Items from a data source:
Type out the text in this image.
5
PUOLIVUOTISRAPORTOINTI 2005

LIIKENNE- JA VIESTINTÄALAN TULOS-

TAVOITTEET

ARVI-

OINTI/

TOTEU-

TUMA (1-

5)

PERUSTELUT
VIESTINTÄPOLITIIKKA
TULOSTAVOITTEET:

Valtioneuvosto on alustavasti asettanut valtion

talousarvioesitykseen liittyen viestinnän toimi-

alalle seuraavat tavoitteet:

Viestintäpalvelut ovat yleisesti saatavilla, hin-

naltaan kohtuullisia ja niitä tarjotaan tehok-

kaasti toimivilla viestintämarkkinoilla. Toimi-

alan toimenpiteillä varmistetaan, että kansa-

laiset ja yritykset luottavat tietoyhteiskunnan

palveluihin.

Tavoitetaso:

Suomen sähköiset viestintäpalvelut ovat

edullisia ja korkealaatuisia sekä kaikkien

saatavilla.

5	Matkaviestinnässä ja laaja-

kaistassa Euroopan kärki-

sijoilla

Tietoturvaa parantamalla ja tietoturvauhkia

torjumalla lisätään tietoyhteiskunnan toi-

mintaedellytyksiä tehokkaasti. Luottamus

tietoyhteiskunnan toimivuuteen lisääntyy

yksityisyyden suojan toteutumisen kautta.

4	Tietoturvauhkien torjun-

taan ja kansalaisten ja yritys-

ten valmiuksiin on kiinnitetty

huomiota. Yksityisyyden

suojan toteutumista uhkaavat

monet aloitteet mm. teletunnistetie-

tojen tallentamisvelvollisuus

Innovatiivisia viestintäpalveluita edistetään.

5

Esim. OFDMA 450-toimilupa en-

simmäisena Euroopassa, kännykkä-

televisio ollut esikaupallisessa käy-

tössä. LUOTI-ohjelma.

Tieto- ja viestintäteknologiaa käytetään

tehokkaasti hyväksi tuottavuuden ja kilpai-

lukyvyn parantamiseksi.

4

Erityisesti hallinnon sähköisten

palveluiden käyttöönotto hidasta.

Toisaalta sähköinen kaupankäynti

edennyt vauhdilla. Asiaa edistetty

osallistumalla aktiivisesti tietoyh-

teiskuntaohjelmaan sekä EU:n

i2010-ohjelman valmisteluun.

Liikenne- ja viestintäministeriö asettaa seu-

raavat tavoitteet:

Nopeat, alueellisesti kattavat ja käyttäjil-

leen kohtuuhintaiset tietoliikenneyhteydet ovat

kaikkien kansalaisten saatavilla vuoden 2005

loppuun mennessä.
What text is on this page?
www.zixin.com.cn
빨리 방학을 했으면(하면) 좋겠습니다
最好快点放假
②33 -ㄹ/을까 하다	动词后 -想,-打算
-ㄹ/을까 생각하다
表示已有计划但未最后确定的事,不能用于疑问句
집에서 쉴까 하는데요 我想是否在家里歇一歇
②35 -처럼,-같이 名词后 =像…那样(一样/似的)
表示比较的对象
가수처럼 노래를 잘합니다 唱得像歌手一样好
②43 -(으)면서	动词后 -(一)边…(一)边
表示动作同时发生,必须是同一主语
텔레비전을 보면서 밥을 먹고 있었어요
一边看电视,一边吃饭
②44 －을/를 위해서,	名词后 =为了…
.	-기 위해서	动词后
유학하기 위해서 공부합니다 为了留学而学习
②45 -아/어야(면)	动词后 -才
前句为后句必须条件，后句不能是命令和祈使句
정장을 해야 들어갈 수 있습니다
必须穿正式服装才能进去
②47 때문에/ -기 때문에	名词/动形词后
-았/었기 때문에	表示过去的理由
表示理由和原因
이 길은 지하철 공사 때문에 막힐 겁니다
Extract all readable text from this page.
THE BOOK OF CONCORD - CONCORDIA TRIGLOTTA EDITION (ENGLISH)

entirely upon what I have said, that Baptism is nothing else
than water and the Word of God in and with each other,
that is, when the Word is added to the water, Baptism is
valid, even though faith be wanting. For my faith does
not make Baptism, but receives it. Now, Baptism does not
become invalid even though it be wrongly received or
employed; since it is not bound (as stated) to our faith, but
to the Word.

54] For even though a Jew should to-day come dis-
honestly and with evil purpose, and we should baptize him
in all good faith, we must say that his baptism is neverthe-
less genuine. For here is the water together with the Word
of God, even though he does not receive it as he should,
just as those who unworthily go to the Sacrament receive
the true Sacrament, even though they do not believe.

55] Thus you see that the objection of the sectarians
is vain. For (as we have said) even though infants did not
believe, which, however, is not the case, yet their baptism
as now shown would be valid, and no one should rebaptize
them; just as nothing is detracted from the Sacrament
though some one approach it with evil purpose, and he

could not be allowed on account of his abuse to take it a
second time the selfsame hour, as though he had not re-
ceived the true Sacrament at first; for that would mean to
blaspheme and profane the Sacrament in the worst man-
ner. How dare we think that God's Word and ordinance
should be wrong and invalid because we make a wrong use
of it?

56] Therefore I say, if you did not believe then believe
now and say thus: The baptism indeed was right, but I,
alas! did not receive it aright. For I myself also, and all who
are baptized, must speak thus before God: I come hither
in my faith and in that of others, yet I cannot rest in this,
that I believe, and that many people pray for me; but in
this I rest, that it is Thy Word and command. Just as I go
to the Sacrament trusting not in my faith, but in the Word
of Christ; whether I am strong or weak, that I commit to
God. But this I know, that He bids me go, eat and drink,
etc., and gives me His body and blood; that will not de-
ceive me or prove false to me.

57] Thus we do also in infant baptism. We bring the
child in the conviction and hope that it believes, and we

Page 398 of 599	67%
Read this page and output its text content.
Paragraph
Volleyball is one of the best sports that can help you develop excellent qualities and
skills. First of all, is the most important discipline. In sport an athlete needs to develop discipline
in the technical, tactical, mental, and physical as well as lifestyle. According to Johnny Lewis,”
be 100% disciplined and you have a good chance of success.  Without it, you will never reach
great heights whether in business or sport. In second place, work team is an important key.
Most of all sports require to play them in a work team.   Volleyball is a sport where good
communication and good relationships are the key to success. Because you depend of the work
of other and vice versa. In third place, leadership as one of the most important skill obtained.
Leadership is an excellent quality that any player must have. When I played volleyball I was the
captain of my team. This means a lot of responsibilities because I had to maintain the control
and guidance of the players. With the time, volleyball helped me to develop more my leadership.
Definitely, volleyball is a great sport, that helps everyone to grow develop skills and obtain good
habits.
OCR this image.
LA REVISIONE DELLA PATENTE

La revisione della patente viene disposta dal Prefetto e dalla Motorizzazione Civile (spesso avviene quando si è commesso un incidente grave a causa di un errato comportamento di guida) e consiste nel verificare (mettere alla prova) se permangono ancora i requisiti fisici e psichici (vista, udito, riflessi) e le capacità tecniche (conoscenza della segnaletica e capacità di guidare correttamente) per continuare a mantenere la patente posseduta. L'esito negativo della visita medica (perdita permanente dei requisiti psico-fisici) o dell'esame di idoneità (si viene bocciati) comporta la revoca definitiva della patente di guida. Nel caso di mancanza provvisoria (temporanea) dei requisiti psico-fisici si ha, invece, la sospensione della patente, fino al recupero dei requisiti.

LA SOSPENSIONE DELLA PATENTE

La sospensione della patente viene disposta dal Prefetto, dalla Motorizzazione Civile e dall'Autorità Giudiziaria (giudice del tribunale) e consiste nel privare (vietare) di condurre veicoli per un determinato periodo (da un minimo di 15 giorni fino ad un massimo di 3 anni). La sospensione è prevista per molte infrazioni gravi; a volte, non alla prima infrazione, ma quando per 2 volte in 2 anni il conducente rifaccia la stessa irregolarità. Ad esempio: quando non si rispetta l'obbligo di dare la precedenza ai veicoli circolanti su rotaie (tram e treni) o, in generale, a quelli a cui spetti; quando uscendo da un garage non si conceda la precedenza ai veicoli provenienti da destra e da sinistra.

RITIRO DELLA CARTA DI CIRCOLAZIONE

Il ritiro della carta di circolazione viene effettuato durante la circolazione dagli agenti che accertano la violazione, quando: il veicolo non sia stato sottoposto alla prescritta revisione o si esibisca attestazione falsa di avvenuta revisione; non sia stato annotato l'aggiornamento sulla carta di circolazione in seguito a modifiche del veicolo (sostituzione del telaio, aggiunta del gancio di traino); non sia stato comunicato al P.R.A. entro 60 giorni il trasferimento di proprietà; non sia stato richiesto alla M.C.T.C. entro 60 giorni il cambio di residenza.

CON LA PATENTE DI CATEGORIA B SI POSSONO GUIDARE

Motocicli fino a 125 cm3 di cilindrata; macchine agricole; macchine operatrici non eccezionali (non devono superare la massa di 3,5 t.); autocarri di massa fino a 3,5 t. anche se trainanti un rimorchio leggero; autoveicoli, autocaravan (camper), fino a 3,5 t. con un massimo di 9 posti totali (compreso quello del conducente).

**The request**
Pull out all lines containing "place".

**Response**
great heights whether in business or sport. In second place, work team is an important key.
of other and vice versa. In third place, leadership as one of the most important skill obtained.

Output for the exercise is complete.